The problem -> Can you quote the records below in full, word for word?

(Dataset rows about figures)
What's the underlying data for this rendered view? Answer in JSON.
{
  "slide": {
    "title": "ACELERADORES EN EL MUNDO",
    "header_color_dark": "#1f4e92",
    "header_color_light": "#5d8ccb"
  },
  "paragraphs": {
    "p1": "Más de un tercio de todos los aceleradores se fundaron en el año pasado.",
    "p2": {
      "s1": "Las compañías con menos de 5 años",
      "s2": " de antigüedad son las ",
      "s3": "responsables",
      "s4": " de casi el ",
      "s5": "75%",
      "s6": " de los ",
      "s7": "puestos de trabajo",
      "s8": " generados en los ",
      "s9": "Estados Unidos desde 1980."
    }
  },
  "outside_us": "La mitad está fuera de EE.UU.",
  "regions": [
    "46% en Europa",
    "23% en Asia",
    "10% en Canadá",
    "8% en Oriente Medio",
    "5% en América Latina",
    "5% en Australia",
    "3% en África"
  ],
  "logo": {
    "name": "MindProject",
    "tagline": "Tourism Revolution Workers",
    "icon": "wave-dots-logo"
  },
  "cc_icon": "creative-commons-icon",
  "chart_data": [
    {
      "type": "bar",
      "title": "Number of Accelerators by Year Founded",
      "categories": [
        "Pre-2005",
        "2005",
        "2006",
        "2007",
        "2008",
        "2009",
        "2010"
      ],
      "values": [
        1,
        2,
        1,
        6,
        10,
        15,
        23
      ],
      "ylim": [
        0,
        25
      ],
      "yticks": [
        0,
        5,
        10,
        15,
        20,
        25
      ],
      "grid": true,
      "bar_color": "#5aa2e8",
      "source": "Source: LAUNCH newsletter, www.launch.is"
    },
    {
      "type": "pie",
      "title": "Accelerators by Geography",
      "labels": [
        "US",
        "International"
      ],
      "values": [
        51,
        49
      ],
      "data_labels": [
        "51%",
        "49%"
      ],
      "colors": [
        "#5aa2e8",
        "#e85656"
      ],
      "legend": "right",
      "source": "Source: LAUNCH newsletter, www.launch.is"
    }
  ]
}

Solution for this exercise ->
What's the underlying data for this rendered view? Answer in JSON.
{
  "slide": {
    "title": "ACELERADORES EN EL MUNDO",
    "header_color_dark": "#1f4e92",
    "header_color_light": "#5d8ccb"
  },
  "paragraphs": {
    "p1": "Más de un tercio de todos los aceleradores se fundaron en el año pasado.",
    "p2": {
      "s1": "Las compañías con menos de 5 años",
      "s2": " de antigüedad son las ",
      "s3": "responsables",
      "s4": " de casi el ",
      "s5": "75%",
      "s6": " de los ",
      "s7": "puestos de trabajo",
      "s8": " generados en los ",
      "s9": "Estados Unidos desde 1980."
    }
  },
  "outside_us": "La mitad está fuera de EE.UU.",
  "regions": [
    "46% en Europa",
    "23% en Asia",
    "10% en Canadá",
    "8% en Oriente Medio",
    "5% en América Latina",
    "5% en Australia",
    "3% en África"
  ],
  "logo": {
    "name": "MindProject",
    "tagline": "Tourism Revolution Workers",
    "icon": "wave-dots-logo"
  },
  "cc_icon": "creative-commons-icon",
  "chart_data": [
    {
      "type": "bar",
      "title": "Number of Accelerators by Year Founded",
      "categories": [
        "Pre-2005",
        "2005",
        "2006",
        "2007",
        "2008",
        "2009",
        "2010"
      ],
      "values": [
        1,
        2,
        1,
        6,
        10,
        15,
        23
      ],
      "ylim": [
        0,
        25
      ],
      "yticks": [
        0,
        5,
        10,
        15,
        20,
        25
      ],
      "grid": true,
      "bar_color": "#5aa2e8",
      "source": "Source: LAUNCH newsletter, www.launch.is"
    },
    {
      "type": "pie",
      "title": "Accelerators by Geography",
      "labels": [
        "US",
        "International"
      ],
      "values": [
        51,
        49
      ],
      "data_labels": [
        "51%",
        "49%"
      ],
      "colors": [
        "#5aa2e8",
        "#e85656"
      ],
      "legend": "right",
      "source": "Source: LAUNCH newsletter, www.launch.is"
    }
  ]
}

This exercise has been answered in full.